Given instruction
Please write the listing below out again exactly, leaving every picture behind.

# start of Records to use

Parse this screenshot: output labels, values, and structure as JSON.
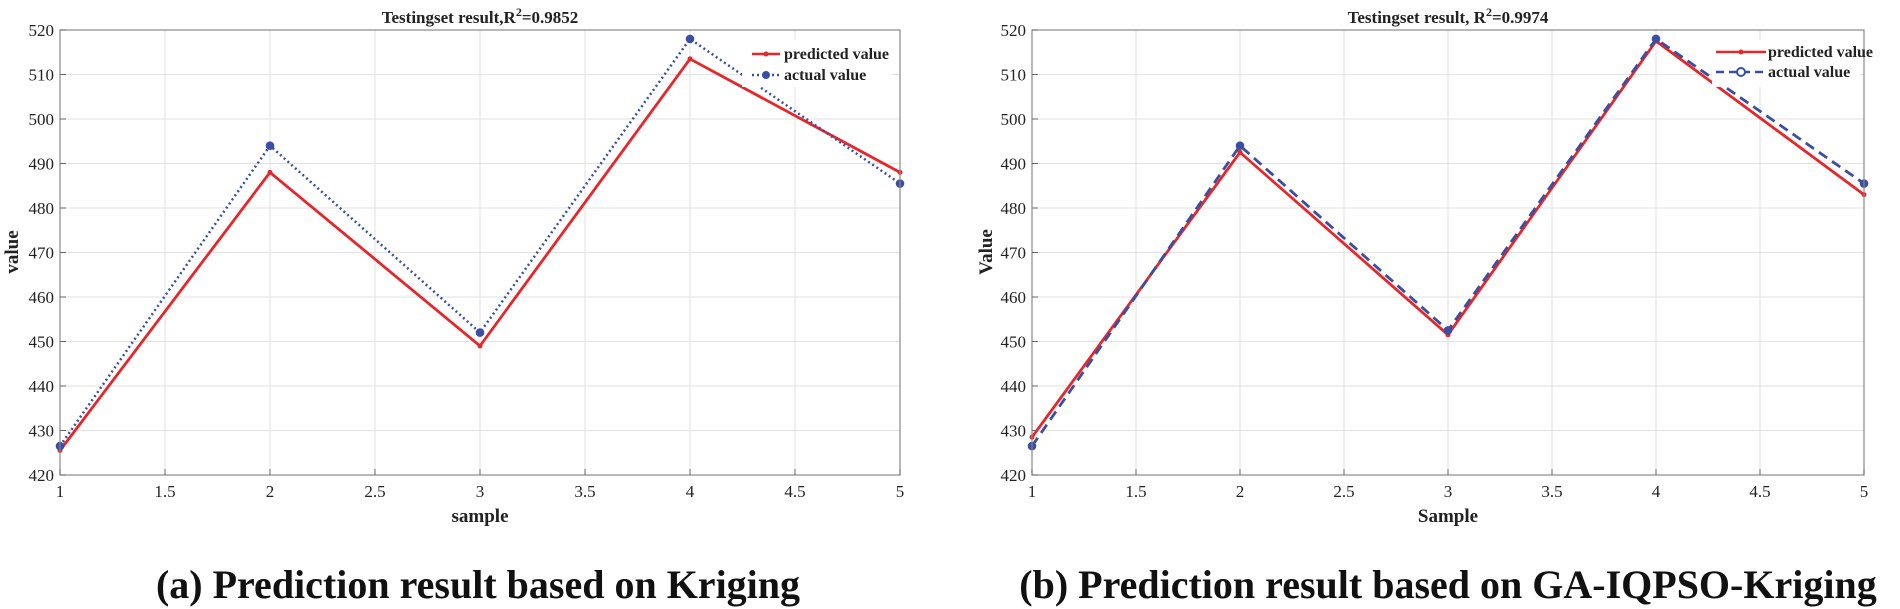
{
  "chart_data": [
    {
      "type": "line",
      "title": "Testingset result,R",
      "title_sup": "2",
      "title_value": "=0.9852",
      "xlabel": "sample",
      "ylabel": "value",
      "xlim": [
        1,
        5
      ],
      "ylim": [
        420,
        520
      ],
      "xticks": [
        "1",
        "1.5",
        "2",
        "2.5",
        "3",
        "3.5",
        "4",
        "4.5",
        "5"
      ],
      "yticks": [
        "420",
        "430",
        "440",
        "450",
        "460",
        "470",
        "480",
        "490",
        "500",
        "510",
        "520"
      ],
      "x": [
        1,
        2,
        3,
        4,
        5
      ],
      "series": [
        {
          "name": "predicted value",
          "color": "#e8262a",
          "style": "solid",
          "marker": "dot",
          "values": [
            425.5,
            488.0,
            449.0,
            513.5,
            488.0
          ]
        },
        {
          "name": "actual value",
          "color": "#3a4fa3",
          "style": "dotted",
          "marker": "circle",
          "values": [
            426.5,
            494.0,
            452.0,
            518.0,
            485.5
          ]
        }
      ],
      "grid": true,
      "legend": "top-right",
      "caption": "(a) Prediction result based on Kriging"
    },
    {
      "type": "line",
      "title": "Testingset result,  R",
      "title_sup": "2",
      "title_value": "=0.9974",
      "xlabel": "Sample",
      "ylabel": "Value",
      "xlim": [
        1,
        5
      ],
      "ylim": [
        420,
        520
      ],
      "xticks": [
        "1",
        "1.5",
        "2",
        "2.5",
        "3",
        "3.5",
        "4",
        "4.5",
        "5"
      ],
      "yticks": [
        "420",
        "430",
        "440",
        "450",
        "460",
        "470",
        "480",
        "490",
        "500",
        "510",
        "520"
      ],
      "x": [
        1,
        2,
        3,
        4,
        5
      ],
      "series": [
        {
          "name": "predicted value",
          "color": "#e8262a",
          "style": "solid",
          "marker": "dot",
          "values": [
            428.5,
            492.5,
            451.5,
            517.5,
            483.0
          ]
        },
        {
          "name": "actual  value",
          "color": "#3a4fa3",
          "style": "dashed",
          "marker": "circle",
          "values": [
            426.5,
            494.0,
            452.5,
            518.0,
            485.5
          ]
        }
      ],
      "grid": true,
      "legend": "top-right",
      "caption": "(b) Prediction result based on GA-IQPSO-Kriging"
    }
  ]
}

# end of Records to use

Written answer
Parse this screenshot: output labels, values, and structure as JSON.
{
  "chart_data": [
    {
      "type": "line",
      "title": "Testingset result,R",
      "title_sup": "2",
      "title_value": "=0.9852",
      "xlabel": "sample",
      "ylabel": "value",
      "xlim": [
        1,
        5
      ],
      "ylim": [
        420,
        520
      ],
      "xticks": [
        "1",
        "1.5",
        "2",
        "2.5",
        "3",
        "3.5",
        "4",
        "4.5",
        "5"
      ],
      "yticks": [
        "420",
        "430",
        "440",
        "450",
        "460",
        "470",
        "480",
        "490",
        "500",
        "510",
        "520"
      ],
      "x": [
        1,
        2,
        3,
        4,
        5
      ],
      "series": [
        {
          "name": "predicted value",
          "color": "#e8262a",
          "style": "solid",
          "marker": "dot",
          "values": [
            425.5,
            488.0,
            449.0,
            513.5,
            488.0
          ]
        },
        {
          "name": "actual value",
          "color": "#3a4fa3",
          "style": "dotted",
          "marker": "circle",
          "values": [
            426.5,
            494.0,
            452.0,
            518.0,
            485.5
          ]
        }
      ],
      "grid": true,
      "legend": "top-right",
      "caption": "(a) Prediction result based on Kriging"
    },
    {
      "type": "line",
      "title": "Testingset result,  R",
      "title_sup": "2",
      "title_value": "=0.9974",
      "xlabel": "Sample",
      "ylabel": "Value",
      "xlim": [
        1,
        5
      ],
      "ylim": [
        420,
        520
      ],
      "xticks": [
        "1",
        "1.5",
        "2",
        "2.5",
        "3",
        "3.5",
        "4",
        "4.5",
        "5"
      ],
      "yticks": [
        "420",
        "430",
        "440",
        "450",
        "460",
        "470",
        "480",
        "490",
        "500",
        "510",
        "520"
      ],
      "x": [
        1,
        2,
        3,
        4,
        5
      ],
      "series": [
        {
          "name": "predicted value",
          "color": "#e8262a",
          "style": "solid",
          "marker": "dot",
          "values": [
            428.5,
            492.5,
            451.5,
            517.5,
            483.0
          ]
        },
        {
          "name": "actual  value",
          "color": "#3a4fa3",
          "style": "dashed",
          "marker": "circle",
          "values": [
            426.5,
            494.0,
            452.5,
            518.0,
            485.5
          ]
        }
      ],
      "grid": true,
      "legend": "top-right",
      "caption": "(b) Prediction result based on GA-IQPSO-Kriging"
    }
  ]
}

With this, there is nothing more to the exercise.